Excerpt to read:
======

Confocal microscopy enhancement costing just a few dollars per image could be applied to all imaging
Cornell University, US, scientists have devised a way to overcome frustrations researchers can face with high resolution microscopy techniques that aren’t precise enough. Itai Cohen and James Sethna’s teams boost colloid image precision 10–100-fold in under a day, by comparing images with computer reconstructions costing around $0.10 (£0.08) an hour to run. The approach is ‘a universal method of scientific image analysis that extracts all the useful information theoretically contained in a complex image’, the Cornell teams claim.
The researchers developed the parameter extraction from reconstructing images (Peri) method after struggling to track spherical colloid particle movement. Although using confocal microscopy provided sufficient resolution to see the small particles they were interested in, poor precision meant the researchers were uncertain about their size and position.
To maximise precision, Cohen’s student Brian Leahy, who specialises in microscopy, worked with Sethna’s student Matthew Bierbaum, a theoretician. To identify the origins of the imprecision and find ways to describe and reconstruct them mathematically they had to ‘pound their brains heroically’, according to Cohen.
The team realised that comparing reconstructed and experimental images could improve particle position and size measurements. They could subtract the values recorded in the image from those produced by the reconstruction to see if they disagree, and tweak the reconstruction to minimise disagreement.

======

Dataset extract:

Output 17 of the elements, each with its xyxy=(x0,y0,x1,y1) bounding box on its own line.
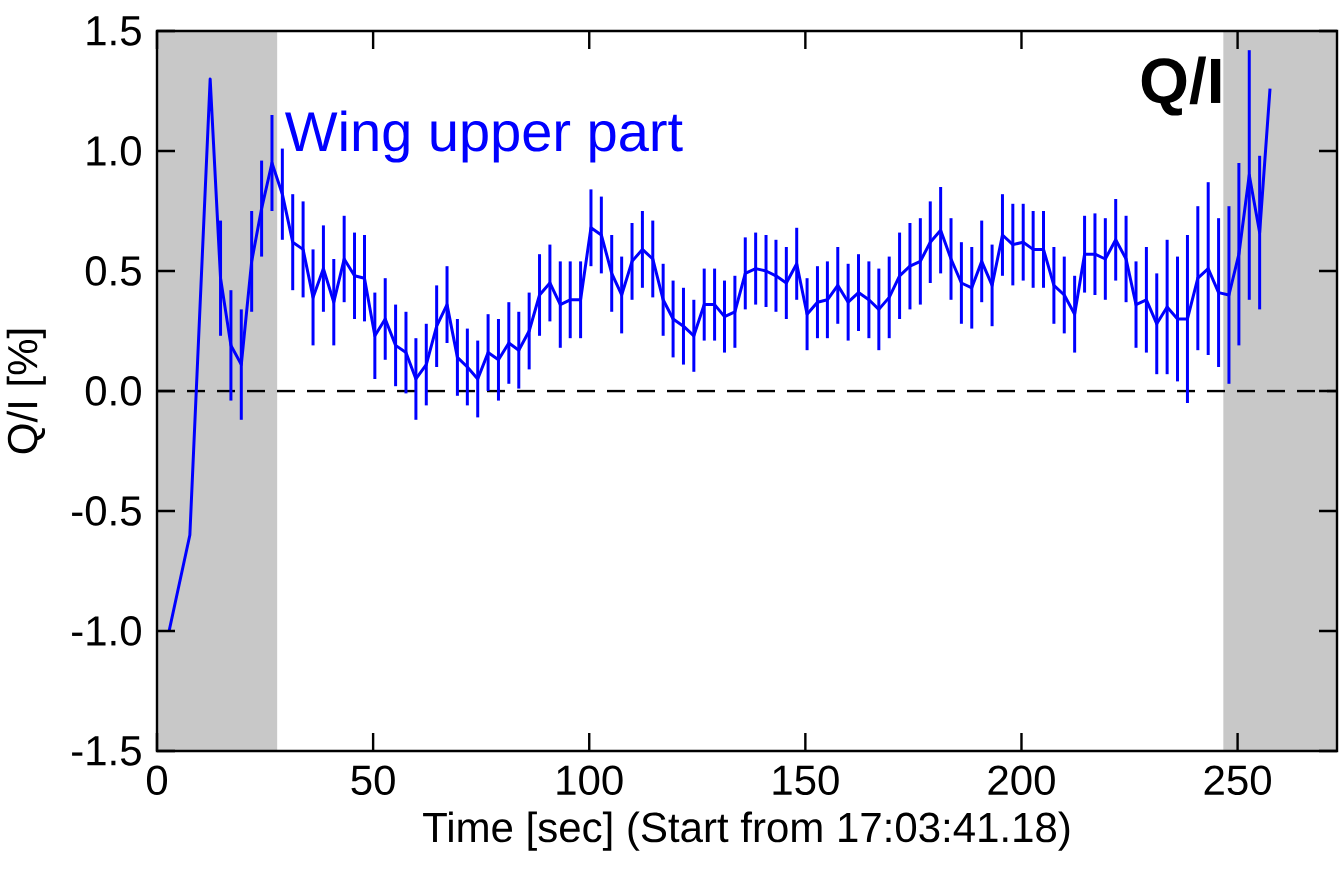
y-axis-title: Q/I [%] xyxy=(6,329,46,454)
x-tick-label: 150 xyxy=(773,765,839,796)
y-tick-label: 1.0 xyxy=(87,136,141,166)
x-tick-label: 200 xyxy=(988,765,1055,796)
y-tick-label: -1.5 xyxy=(72,736,141,766)
x-axis-title: Time [sec] (Start from 17:03:41.18) xyxy=(423,811,1070,851)
y-tick-label: -0.5 xyxy=(72,496,141,526)
y-tick-label: 1.5 xyxy=(87,16,141,46)
annotation: Q/I xyxy=(1141,56,1221,116)
x-tick-label: 0 xyxy=(146,765,168,796)
y-tick-label: -1.0 xyxy=(72,616,141,646)
x-tick-label: 250 xyxy=(1204,765,1271,796)
y-tick-label: 0.0 xyxy=(85,376,141,406)
x-tick-label: 100 xyxy=(557,765,623,796)
x-tick-label: 50 xyxy=(351,765,395,796)
series-label: Wing upper part xyxy=(285,110,683,163)
y-tick-label: 0.5 xyxy=(85,256,141,286)
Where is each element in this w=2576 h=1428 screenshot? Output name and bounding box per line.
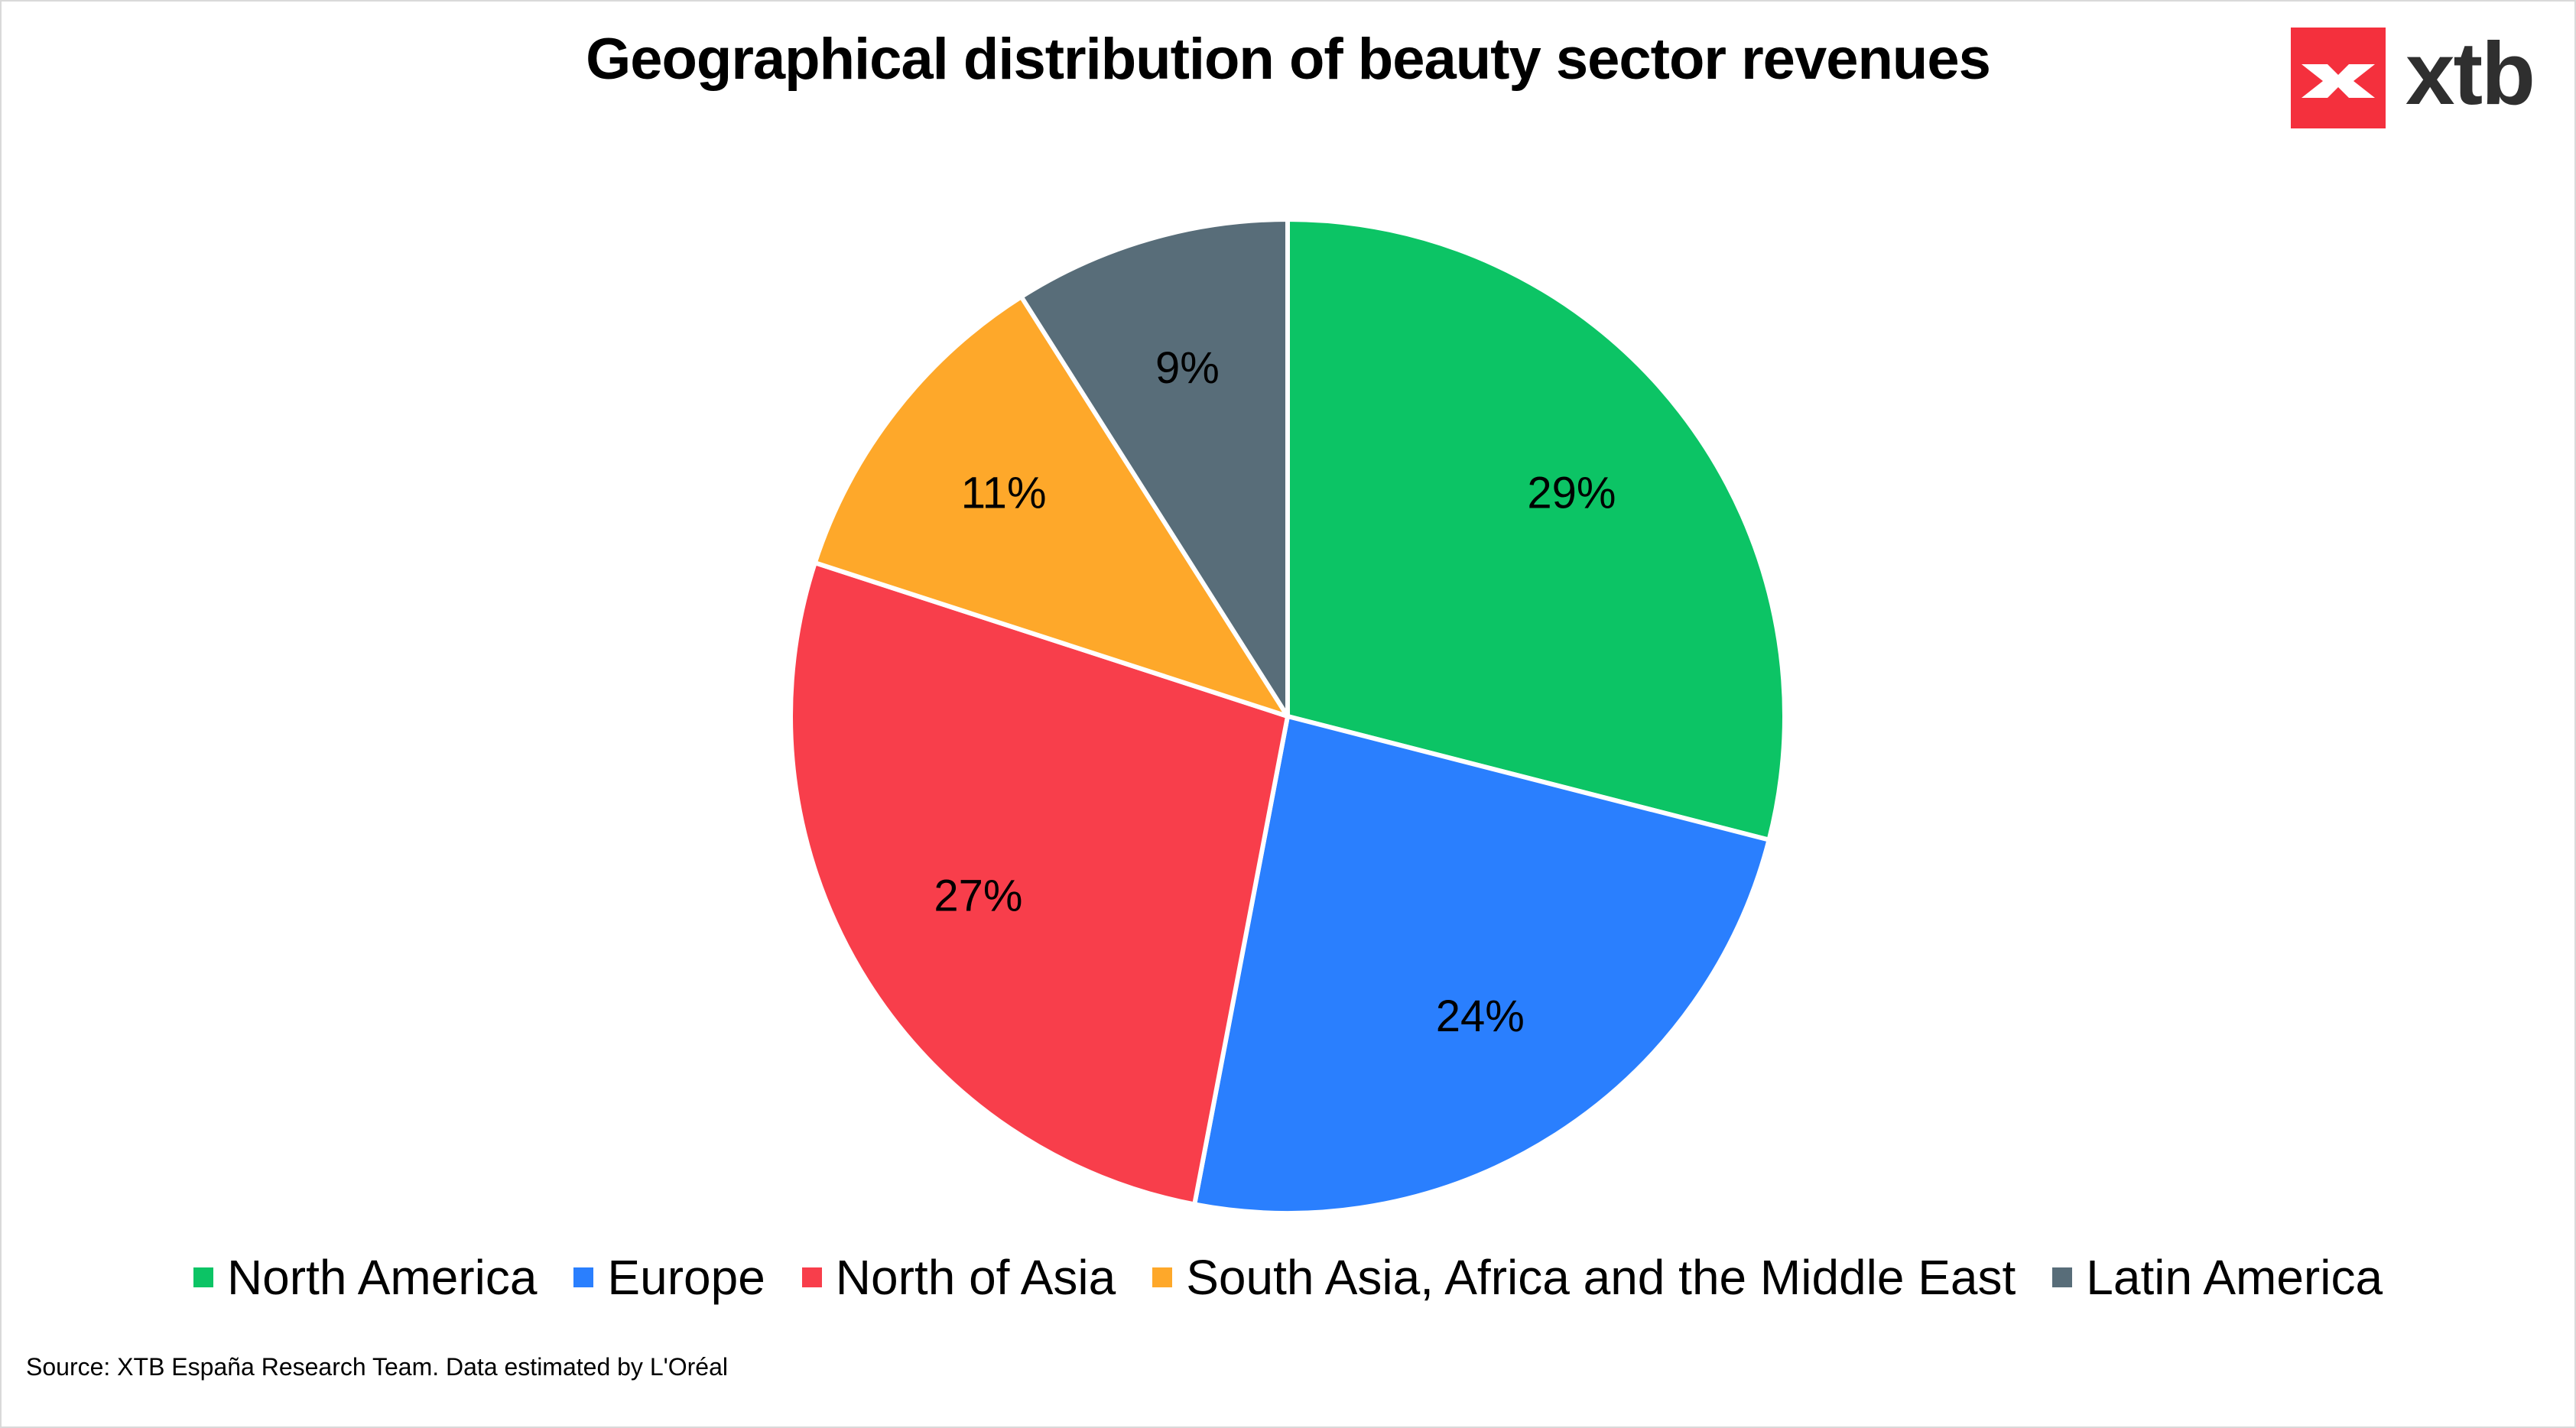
legend-swatch bbox=[193, 1267, 213, 1287]
data-label: 24% bbox=[1436, 991, 1525, 1041]
pie-slice-north-america bbox=[1285, 217, 1787, 842]
pie-labels: 29% 24% 27% 11% 9% bbox=[934, 343, 1616, 1041]
pie-slice-north-of-asia bbox=[788, 560, 1290, 1207]
legend-item: South Asia, Africa and the Middle East bbox=[1152, 1249, 2016, 1306]
legend-swatch bbox=[573, 1267, 594, 1287]
legend-item: Latin America bbox=[2052, 1249, 2383, 1306]
legend-item: North of Asia bbox=[801, 1249, 1116, 1306]
legend-item: Europe bbox=[573, 1249, 765, 1306]
legend-swatch bbox=[1152, 1267, 1173, 1287]
legend-swatch bbox=[801, 1267, 822, 1287]
chart-legend: North America Europe North of Asia South As… bbox=[0, 1249, 2576, 1306]
legend-label: North of Asia bbox=[835, 1250, 1116, 1305]
legend-swatch bbox=[2052, 1267, 2073, 1287]
pie-slice-latin-america bbox=[1018, 217, 1290, 719]
data-label: 29% bbox=[1527, 468, 1616, 518]
logo-mark-icon bbox=[2291, 28, 2386, 128]
legend-label: Latin America bbox=[2086, 1250, 2383, 1305]
source-note: Source: XTB España Research Team. Data e… bbox=[26, 1353, 728, 1381]
legend-label: South Asia, Africa and the Middle East bbox=[1186, 1250, 2016, 1305]
legend-item: North America bbox=[193, 1249, 537, 1306]
pie-slice-south-asia-africa-and-the-middle-east bbox=[812, 294, 1290, 719]
legend-label: Europe bbox=[607, 1250, 765, 1305]
chart-title: Geographical distribution of beauty sect… bbox=[586, 27, 1991, 92]
pie-slices bbox=[788, 217, 1787, 1215]
logo-text: xtb bbox=[2405, 24, 2535, 123]
xtb-logo: xtb bbox=[2291, 28, 2535, 128]
data-label: 11% bbox=[961, 468, 1047, 518]
data-label: 9% bbox=[1155, 343, 1220, 393]
data-label: 27% bbox=[934, 871, 1022, 921]
pie-slice-europe bbox=[1192, 714, 1772, 1215]
legend-label: North America bbox=[226, 1250, 538, 1305]
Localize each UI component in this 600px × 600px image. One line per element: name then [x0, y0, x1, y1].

======

What you should do: Continue the article above on the Cornell image-reconstruction method for confocal microscopy, starting right after its last sentence.

Written response:
Bierbaum and Leahy had to search carefully through all the problems that might affect the image, selecting only those that are truly important to precise measurements. For example, they discarded the effect of particles moving while the microscope scanned across their sample because they found it was smaller than the precision level they could theoretically reach.
But the PhD researchers did find that aberrations in the microscope’s lens that cause light shining on the sample to blur in a ‘point spread function’ were important. So too were imperfections in distribution of the fluorescent dye mixed into the sample, stripes in the illuminating light itself and background noise. Leahy and Bierbaum then devised individual mathematical reconstructions of the problems, each one taking on a starkly different formulae.
Phenomenal value
The images in the resulting reconstructions involve 10 million pixels and 6000 variables, including the three-dimensional co-ordinates of every particle in the sample. And to study their sample in detail, they needed to reconstruct thousands of images. That may sound fearsome, but Cohen says that laying the groundwork is the hard part, while the image processing that follows becomes routine. It requires up to a day of computer time on a combination of Cornell computers and an Amazon cloud mainframe, costing a few dollars, to analyse each image. ‘That’s trivial for modern-day laboratories, and then to increase precision by a 100-fold, that’s really phenomenal,’ Cohen enthuses.
Peri enabled the Cornell scientists to measure colloid particles’ radii, which had been very difficult, down to nanometre precision, Cohen adds. They were therefore able to confirm values of an electrostatic potential acting between the particles on these nanometre scales. However, the implications are much broader. ‘You could think about doing this with any microscope,’ Cohen stresses.
Harvard’s Vinothan Manoharan agrees that Peri is broadly applicable, but notes that it would need to be modified, potentially substantially. One of its strengths is that it requires many fewer choices about how to clean-up images than existing processing techniques, he adds. ‘That simplifies the process, and it makes the results less sensitive to the particular choices of the person doing the analysis, which is important for reproducibility,’ Manoharan says.
Klaas Wynne from the University of Glasgow, UK, observes that Peri is not as significant an invention as techniques that have enabled scientists to pick out features below the diffraction limit. It does extract the maximum amount of information possible, but doesn’t increase the resolution of the image, he stresses.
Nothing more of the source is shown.